#### Your goal
Answer with one number: how many lines hold the string "title".

#### Records shown
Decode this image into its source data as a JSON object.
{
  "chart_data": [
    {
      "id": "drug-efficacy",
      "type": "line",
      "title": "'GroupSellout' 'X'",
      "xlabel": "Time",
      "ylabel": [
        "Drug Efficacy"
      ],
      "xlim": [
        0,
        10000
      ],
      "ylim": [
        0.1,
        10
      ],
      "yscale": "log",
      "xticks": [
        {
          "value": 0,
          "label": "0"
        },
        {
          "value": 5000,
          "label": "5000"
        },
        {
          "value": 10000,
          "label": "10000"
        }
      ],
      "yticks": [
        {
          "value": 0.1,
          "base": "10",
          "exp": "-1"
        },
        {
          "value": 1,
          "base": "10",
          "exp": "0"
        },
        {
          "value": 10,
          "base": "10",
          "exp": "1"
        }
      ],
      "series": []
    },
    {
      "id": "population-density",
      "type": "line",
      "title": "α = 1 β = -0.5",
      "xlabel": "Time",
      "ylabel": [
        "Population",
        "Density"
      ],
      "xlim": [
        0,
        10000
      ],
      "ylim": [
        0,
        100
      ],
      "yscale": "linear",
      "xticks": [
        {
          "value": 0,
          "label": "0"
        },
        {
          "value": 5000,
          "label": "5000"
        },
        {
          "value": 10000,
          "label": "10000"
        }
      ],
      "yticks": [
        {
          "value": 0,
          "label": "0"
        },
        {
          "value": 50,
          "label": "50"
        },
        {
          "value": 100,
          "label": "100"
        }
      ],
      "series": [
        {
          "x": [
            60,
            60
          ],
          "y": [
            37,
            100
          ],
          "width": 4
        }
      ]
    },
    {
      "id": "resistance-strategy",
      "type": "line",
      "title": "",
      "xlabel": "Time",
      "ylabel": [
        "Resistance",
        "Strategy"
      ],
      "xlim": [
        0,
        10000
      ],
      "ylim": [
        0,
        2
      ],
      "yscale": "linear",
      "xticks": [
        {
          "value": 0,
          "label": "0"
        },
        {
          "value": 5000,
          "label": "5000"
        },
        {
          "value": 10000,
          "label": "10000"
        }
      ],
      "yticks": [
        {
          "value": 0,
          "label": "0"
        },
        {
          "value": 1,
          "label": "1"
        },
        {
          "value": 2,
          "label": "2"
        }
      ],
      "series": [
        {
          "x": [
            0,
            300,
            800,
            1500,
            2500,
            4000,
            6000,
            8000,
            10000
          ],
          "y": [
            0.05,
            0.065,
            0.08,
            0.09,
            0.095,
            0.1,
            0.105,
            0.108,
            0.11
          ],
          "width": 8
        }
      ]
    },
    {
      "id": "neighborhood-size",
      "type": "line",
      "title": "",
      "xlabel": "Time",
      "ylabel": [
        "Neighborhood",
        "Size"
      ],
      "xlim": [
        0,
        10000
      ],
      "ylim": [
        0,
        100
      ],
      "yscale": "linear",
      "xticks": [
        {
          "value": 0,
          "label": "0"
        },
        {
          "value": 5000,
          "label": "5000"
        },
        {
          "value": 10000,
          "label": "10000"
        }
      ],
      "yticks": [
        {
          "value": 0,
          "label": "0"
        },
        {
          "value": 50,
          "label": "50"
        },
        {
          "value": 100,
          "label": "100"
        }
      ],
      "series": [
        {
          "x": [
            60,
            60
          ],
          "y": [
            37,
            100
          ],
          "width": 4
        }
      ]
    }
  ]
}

#### The response
4